What the task asks: Without including any pictures, write out the listing below exactly.
BEGIN Records for the exercise
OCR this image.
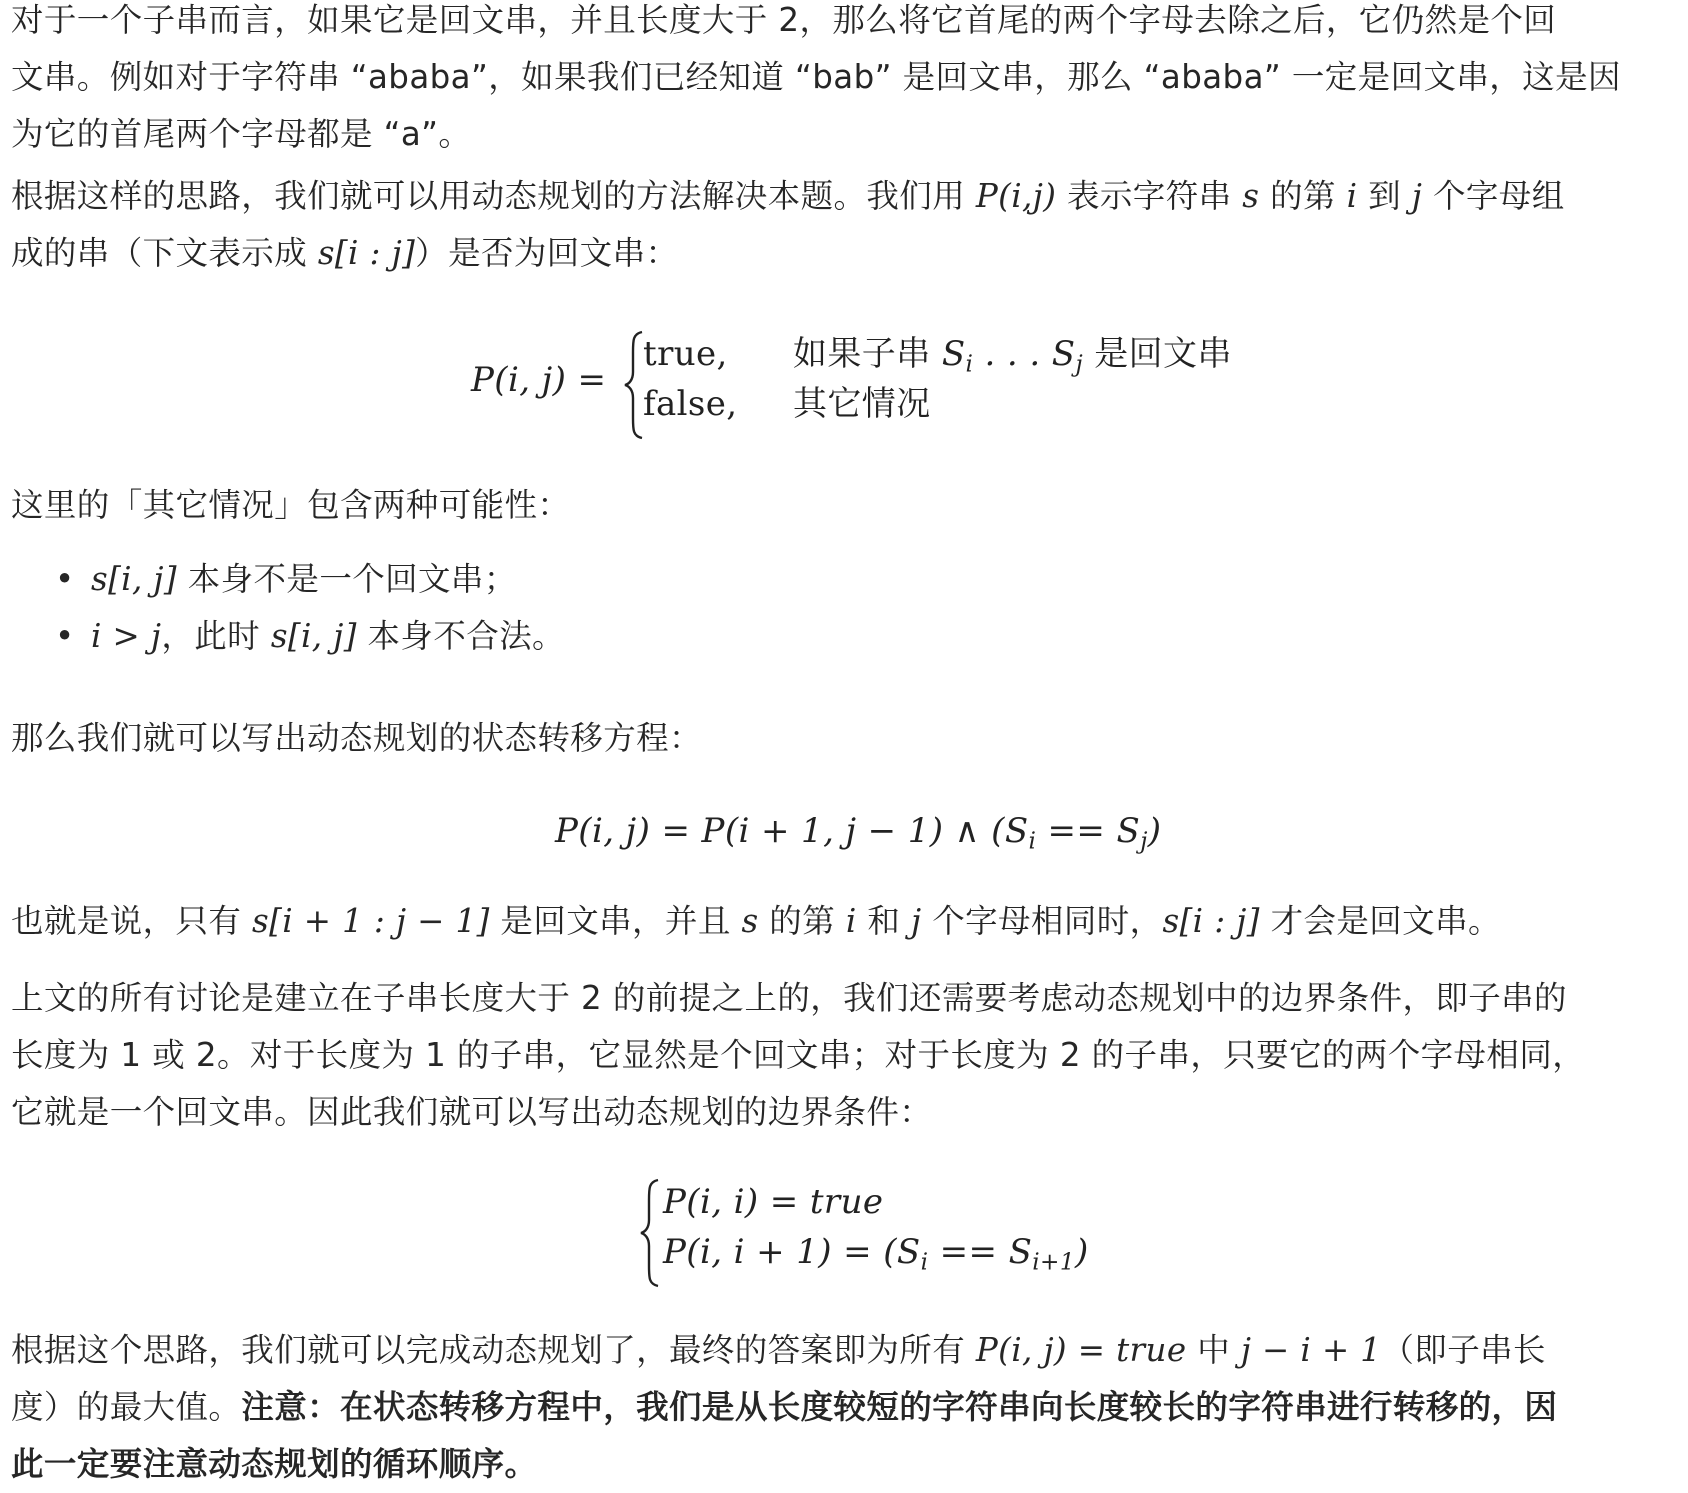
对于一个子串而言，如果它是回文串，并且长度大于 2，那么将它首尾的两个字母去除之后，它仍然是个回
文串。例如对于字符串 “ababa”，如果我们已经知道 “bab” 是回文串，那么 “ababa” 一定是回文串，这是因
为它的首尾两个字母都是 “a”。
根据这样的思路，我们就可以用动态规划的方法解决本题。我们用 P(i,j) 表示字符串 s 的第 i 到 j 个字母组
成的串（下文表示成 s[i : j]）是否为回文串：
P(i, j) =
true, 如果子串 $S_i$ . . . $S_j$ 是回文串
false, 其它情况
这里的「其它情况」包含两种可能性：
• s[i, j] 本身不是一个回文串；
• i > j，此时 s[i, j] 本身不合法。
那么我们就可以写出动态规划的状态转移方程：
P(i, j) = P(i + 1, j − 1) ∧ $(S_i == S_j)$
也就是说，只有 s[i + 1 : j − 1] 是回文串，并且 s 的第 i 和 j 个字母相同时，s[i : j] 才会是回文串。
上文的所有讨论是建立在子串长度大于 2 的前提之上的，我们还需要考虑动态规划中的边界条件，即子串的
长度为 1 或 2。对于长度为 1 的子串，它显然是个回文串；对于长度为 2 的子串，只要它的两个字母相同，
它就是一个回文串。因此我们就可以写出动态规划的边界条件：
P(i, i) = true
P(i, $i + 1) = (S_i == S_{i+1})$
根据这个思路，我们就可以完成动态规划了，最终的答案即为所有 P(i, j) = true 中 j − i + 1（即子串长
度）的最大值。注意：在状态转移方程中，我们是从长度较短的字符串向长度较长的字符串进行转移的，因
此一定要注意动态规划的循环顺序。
END Records for the exercise
Correct answer:
OCR this image.
对于一个子串而言，如果它是回文串，并且长度大于 2，那么将它首尾的两个字母去除之后，它仍然是个回
文串。例如对于字符串 “ababa”，如果我们已经知道 “bab” 是回文串，那么 “ababa” 一定是回文串，这是因
为它的首尾两个字母都是 “a”。
根据这样的思路，我们就可以用动态规划的方法解决本题。我们用 P(i,j) 表示字符串 s 的第 i 到 j 个字母组
成的串（下文表示成 s[i : j]）是否为回文串：
P(i, j) =
true, 如果子串 $S_i$ . . . $S_j$ 是回文串
false, 其它情况
这里的「其它情况」包含两种可能性：
• s[i, j] 本身不是一个回文串；
• i > j，此时 s[i, j] 本身不合法。
那么我们就可以写出动态规划的状态转移方程：
P(i, j) = P(i + 1, j − 1) ∧ $(S_i == S_j)$
也就是说，只有 s[i + 1 : j − 1] 是回文串，并且 s 的第 i 和 j 个字母相同时，s[i : j] 才会是回文串。
上文的所有讨论是建立在子串长度大于 2 的前提之上的，我们还需要考虑动态规划中的边界条件，即子串的
长度为 1 或 2。对于长度为 1 的子串，它显然是个回文串；对于长度为 2 的子串，只要它的两个字母相同，
它就是一个回文串。因此我们就可以写出动态规划的边界条件：
P(i, i) = true
P(i, $i + 1) = (S_i == S_{i+1})$
根据这个思路，我们就可以完成动态规划了，最终的答案即为所有 P(i, j) = true 中 j − i + 1（即子串长
度）的最大值。注意：在状态转移方程中，我们是从长度较短的字符串向长度较长的字符串进行转移的，因
此一定要注意动态规划的循环顺序。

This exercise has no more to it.